Exercise details —
Your task is to print all of the material verbatim.

***** Available records

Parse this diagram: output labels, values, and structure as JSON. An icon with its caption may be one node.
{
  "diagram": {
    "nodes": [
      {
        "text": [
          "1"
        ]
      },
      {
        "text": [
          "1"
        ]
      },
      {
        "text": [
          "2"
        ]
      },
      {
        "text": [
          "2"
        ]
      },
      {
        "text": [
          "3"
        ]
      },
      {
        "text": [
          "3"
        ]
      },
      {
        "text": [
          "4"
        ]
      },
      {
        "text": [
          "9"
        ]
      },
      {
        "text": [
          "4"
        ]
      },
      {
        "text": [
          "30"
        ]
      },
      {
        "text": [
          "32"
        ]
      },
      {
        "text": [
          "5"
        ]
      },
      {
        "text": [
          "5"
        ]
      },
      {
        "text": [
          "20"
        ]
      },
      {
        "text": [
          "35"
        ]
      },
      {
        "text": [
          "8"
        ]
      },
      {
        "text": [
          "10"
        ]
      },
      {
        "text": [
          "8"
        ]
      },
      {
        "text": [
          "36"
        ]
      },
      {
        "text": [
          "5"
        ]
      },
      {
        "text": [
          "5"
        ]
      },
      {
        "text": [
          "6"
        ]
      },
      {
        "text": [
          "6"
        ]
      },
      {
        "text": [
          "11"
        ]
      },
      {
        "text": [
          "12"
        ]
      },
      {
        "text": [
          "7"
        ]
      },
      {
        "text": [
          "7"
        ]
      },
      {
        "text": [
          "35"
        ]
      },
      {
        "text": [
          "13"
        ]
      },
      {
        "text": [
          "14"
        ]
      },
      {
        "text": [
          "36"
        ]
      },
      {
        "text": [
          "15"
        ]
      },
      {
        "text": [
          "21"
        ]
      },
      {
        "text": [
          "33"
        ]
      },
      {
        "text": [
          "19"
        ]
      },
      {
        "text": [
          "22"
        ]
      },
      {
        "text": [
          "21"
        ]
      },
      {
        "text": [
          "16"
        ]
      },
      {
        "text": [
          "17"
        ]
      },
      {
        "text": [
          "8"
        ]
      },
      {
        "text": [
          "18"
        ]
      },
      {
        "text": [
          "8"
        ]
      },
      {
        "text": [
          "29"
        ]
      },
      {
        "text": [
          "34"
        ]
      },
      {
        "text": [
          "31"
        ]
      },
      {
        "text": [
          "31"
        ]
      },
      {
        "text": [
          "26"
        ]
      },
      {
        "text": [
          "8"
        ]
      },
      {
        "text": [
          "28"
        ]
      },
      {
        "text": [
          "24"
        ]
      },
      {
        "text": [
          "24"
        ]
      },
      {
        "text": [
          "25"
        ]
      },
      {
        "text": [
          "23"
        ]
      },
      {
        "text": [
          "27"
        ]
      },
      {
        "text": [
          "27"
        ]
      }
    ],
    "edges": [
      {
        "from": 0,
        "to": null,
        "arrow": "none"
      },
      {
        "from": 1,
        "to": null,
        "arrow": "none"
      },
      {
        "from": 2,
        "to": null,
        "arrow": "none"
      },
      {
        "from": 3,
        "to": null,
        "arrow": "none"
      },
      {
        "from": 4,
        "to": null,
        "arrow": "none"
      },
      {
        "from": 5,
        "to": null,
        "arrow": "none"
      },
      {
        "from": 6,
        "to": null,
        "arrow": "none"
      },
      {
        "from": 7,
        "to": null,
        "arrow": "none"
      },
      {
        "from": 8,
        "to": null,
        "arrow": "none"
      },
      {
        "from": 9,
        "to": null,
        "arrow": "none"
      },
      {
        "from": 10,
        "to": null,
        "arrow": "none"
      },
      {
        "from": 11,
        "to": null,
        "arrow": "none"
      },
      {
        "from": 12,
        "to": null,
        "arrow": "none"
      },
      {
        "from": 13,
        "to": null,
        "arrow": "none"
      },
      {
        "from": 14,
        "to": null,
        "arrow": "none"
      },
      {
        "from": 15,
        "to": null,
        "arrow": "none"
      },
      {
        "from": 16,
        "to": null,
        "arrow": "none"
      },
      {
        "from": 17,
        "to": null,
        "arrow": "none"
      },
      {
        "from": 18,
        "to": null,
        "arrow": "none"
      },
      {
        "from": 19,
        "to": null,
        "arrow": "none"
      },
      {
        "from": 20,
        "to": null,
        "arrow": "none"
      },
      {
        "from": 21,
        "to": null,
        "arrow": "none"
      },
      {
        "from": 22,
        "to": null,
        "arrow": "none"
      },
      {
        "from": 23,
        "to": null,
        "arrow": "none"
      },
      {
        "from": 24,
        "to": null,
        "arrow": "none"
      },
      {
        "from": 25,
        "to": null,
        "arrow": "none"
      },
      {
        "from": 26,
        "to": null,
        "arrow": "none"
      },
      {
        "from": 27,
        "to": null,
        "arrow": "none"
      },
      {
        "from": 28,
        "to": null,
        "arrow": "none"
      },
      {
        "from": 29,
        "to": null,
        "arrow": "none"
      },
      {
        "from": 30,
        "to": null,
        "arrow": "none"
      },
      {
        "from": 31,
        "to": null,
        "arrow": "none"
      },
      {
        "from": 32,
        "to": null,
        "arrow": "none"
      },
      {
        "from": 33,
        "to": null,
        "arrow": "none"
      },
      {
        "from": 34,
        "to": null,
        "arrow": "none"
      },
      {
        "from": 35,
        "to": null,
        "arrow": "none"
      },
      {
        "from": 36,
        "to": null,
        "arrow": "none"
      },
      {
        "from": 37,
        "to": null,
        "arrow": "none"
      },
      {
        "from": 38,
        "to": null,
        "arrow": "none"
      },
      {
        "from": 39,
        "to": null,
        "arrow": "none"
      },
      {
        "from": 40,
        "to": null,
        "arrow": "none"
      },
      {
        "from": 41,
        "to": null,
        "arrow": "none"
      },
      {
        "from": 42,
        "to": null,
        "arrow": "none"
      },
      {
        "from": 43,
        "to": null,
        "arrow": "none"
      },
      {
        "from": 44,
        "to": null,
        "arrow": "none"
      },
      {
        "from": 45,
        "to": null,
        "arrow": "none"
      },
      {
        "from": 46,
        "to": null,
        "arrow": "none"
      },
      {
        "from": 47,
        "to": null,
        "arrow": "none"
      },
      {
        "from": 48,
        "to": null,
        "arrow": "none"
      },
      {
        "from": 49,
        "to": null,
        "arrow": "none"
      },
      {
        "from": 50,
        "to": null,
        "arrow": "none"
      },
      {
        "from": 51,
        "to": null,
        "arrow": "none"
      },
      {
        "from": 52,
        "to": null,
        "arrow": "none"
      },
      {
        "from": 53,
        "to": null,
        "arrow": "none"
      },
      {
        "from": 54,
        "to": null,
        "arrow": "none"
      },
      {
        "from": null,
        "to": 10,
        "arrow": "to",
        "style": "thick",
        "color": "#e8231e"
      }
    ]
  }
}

**********

Task answer —
Parse this diagram: output labels, values, and structure as JSON. An icon with its caption may be one node.
{
  "diagram": {
    "nodes": [
      {
        "text": [
          "1"
        ]
      },
      {
        "text": [
          "1"
        ]
      },
      {
        "text": [
          "2"
        ]
      },
      {
        "text": [
          "2"
        ]
      },
      {
        "text": [
          "3"
        ]
      },
      {
        "text": [
          "3"
        ]
      },
      {
        "text": [
          "4"
        ]
      },
      {
        "text": [
          "9"
        ]
      },
      {
        "text": [
          "4"
        ]
      },
      {
        "text": [
          "30"
        ]
      },
      {
        "text": [
          "32"
        ]
      },
      {
        "text": [
          "5"
        ]
      },
      {
        "text": [
          "5"
        ]
      },
      {
        "text": [
          "20"
        ]
      },
      {
        "text": [
          "35"
        ]
      },
      {
        "text": [
          "8"
        ]
      },
      {
        "text": [
          "10"
        ]
      },
      {
        "text": [
          "8"
        ]
      },
      {
        "text": [
          "36"
        ]
      },
      {
        "text": [
          "5"
        ]
      },
      {
        "text": [
          "5"
        ]
      },
      {
        "text": [
          "6"
        ]
      },
      {
        "text": [
          "6"
        ]
      },
      {
        "text": [
          "11"
        ]
      },
      {
        "text": [
          "12"
        ]
      },
      {
        "text": [
          "7"
        ]
      },
      {
        "text": [
          "7"
        ]
      },
      {
        "text": [
          "35"
        ]
      },
      {
        "text": [
          "13"
        ]
      },
      {
        "text": [
          "14"
        ]
      },
      {
        "text": [
          "36"
        ]
      },
      {
        "text": [
          "15"
        ]
      },
      {
        "text": [
          "21"
        ]
      },
      {
        "text": [
          "33"
        ]
      },
      {
        "text": [
          "19"
        ]
      },
      {
        "text": [
          "22"
        ]
      },
      {
        "text": [
          "21"
        ]
      },
      {
        "text": [
          "16"
        ]
      },
      {
        "text": [
          "17"
        ]
      },
      {
        "text": [
          "8"
        ]
      },
      {
        "text": [
          "18"
        ]
      },
      {
        "text": [
          "8"
        ]
      },
      {
        "text": [
          "29"
        ]
      },
      {
        "text": [
          "34"
        ]
      },
      {
        "text": [
          "31"
        ]
      },
      {
        "text": [
          "31"
        ]
      },
      {
        "text": [
          "26"
        ]
      },
      {
        "text": [
          "8"
        ]
      },
      {
        "text": [
          "28"
        ]
      },
      {
        "text": [
          "24"
        ]
      },
      {
        "text": [
          "24"
        ]
      },
      {
        "text": [
          "25"
        ]
      },
      {
        "text": [
          "23"
        ]
      },
      {
        "text": [
          "27"
        ]
      },
      {
        "text": [
          "27"
        ]
      }
    ],
    "edges": [
      {
        "from": 0,
        "to": null,
        "arrow": "none"
      },
      {
        "from": 1,
        "to": null,
        "arrow": "none"
      },
      {
        "from": 2,
        "to": null,
        "arrow": "none"
      },
      {
        "from": 3,
        "to": null,
        "arrow": "none"
      },
      {
        "from": 4,
        "to": null,
        "arrow": "none"
      },
      {
        "from": 5,
        "to": null,
        "arrow": "none"
      },
      {
        "from": 6,
        "to": null,
        "arrow": "none"
      },
      {
        "from": 7,
        "to": null,
        "arrow": "none"
      },
      {
        "from": 8,
        "to": null,
        "arrow": "none"
      },
      {
        "from": 9,
        "to": null,
        "arrow": "none"
      },
      {
        "from": 10,
        "to": null,
        "arrow": "none"
      },
      {
        "from": 11,
        "to": null,
        "arrow": "none"
      },
      {
        "from": 12,
        "to": null,
        "arrow": "none"
      },
      {
        "from": 13,
        "to": null,
        "arrow": "none"
      },
      {
        "from": 14,
        "to": null,
        "arrow": "none"
      },
      {
        "from": 15,
        "to": null,
        "arrow": "none"
      },
      {
        "from": 16,
        "to": null,
        "arrow": "none"
      },
      {
        "from": 17,
        "to": null,
        "arrow": "none"
      },
      {
        "from": 18,
        "to": null,
        "arrow": "none"
      },
      {
        "from": 19,
        "to": null,
        "arrow": "none"
      },
      {
        "from": 20,
        "to": null,
        "arrow": "none"
      },
      {
        "from": 21,
        "to": null,
        "arrow": "none"
      },
      {
        "from": 22,
        "to": null,
        "arrow": "none"
      },
      {
        "from": 23,
        "to": null,
        "arrow": "none"
      },
      {
        "from": 24,
        "to": null,
        "arrow": "none"
      },
      {
        "from": 25,
        "to": null,
        "arrow": "none"
      },
      {
        "from": 26,
        "to": null,
        "arrow": "none"
      },
      {
        "from": 27,
        "to": null,
        "arrow": "none"
      },
      {
        "from": 28,
        "to": null,
        "arrow": "none"
      },
      {
        "from": 29,
        "to": null,
        "arrow": "none"
      },
      {
        "from": 30,
        "to": null,
        "arrow": "none"
      },
      {
        "from": 31,
        "to": null,
        "arrow": "none"
      },
      {
        "from": 32,
        "to": null,
        "arrow": "none"
      },
      {
        "from": 33,
        "to": null,
        "arrow": "none"
      },
      {
        "from": 34,
        "to": null,
        "arrow": "none"
      },
      {
        "from": 35,
        "to": null,
        "arrow": "none"
      },
      {
        "from": 36,
        "to": null,
        "arrow": "none"
      },
      {
        "from": 37,
        "to": null,
        "arrow": "none"
      },
      {
        "from": 38,
        "to": null,
        "arrow": "none"
      },
      {
        "from": 39,
        "to": null,
        "arrow": "none"
      },
      {
        "from": 40,
        "to": null,
        "arrow": "none"
      },
      {
        "from": 41,
        "to": null,
        "arrow": "none"
      },
      {
        "from": 42,
        "to": null,
        "arrow": "none"
      },
      {
        "from": 43,
        "to": null,
        "arrow": "none"
      },
      {
        "from": 44,
        "to": null,
        "arrow": "none"
      },
      {
        "from": 45,
        "to": null,
        "arrow": "none"
      },
      {
        "from": 46,
        "to": null,
        "arrow": "none"
      },
      {
        "from": 47,
        "to": null,
        "arrow": "none"
      },
      {
        "from": 48,
        "to": null,
        "arrow": "none"
      },
      {
        "from": 49,
        "to": null,
        "arrow": "none"
      },
      {
        "from": 50,
        "to": null,
        "arrow": "none"
      },
      {
        "from": 51,
        "to": null,
        "arrow": "none"
      },
      {
        "from": 52,
        "to": null,
        "arrow": "none"
      },
      {
        "from": 53,
        "to": null,
        "arrow": "none"
      },
      {
        "from": 54,
        "to": null,
        "arrow": "none"
      },
      {
        "from": null,
        "to": 10,
        "arrow": "to",
        "style": "thick",
        "color": "#e8231e"
      }
    ]
  }
}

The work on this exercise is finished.